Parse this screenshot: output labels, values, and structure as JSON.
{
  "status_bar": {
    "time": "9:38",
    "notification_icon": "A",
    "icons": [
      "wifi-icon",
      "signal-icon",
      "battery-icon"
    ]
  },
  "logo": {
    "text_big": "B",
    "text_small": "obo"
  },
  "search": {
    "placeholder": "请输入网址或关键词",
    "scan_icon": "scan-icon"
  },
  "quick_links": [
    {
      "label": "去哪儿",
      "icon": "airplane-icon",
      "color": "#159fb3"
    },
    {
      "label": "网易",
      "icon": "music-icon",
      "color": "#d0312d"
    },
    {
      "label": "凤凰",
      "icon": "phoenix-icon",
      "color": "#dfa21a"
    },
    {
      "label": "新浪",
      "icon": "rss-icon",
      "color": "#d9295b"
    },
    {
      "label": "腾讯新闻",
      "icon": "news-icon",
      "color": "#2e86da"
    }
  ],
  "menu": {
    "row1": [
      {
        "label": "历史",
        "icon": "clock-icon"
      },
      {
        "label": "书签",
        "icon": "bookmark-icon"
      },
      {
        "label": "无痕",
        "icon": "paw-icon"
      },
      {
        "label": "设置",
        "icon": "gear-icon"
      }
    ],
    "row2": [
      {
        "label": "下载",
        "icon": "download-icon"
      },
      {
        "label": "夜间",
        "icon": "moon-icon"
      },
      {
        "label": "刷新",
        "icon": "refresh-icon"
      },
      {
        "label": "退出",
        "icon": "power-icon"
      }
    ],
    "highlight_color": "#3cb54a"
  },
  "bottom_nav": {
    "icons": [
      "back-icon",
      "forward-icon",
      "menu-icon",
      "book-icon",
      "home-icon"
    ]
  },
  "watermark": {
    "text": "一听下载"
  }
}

GIVEN INSTRUCTION — Copy out the whole listing exactly as written.

WRITTEN RESPONSE —
Parse this screenshot: output labels, values, and structure as JSON.
{
  "status_bar": {
    "time": "9:38",
    "notification_icon": "A",
    "icons": [
      "wifi-icon",
      "signal-icon",
      "battery-icon"
    ]
  },
  "logo": {
    "text_big": "B",
    "text_small": "obo"
  },
  "search": {
    "placeholder": "请输入网址或关键词",
    "scan_icon": "scan-icon"
  },
  "quick_links": [
    {
      "label": "去哪儿",
      "icon": "airplane-icon",
      "color": "#159fb3"
    },
    {
      "label": "网易",
      "icon": "music-icon",
      "color": "#d0312d"
    },
    {
      "label": "凤凰",
      "icon": "phoenix-icon",
      "color": "#dfa21a"
    },
    {
      "label": "新浪",
      "icon": "rss-icon",
      "color": "#d9295b"
    },
    {
      "label": "腾讯新闻",
      "icon": "news-icon",
      "color": "#2e86da"
    }
  ],
  "menu": {
    "row1": [
      {
        "label": "历史",
        "icon": "clock-icon"
      },
      {
        "label": "书签",
        "icon": "bookmark-icon"
      },
      {
        "label": "无痕",
        "icon": "paw-icon"
      },
      {
        "label": "设置",
        "icon": "gear-icon"
      }
    ],
    "row2": [
      {
        "label": "下载",
        "icon": "download-icon"
      },
      {
        "label": "夜间",
        "icon": "moon-icon"
      },
      {
        "label": "刷新",
        "icon": "refresh-icon"
      },
      {
        "label": "退出",
        "icon": "power-icon"
      }
    ],
    "highlight_color": "#3cb54a"
  },
  "bottom_nav": {
    "icons": [
      "back-icon",
      "forward-icon",
      "menu-icon",
      "book-icon",
      "home-icon"
    ]
  },
  "watermark": {
    "text": "一听下载"
  }
}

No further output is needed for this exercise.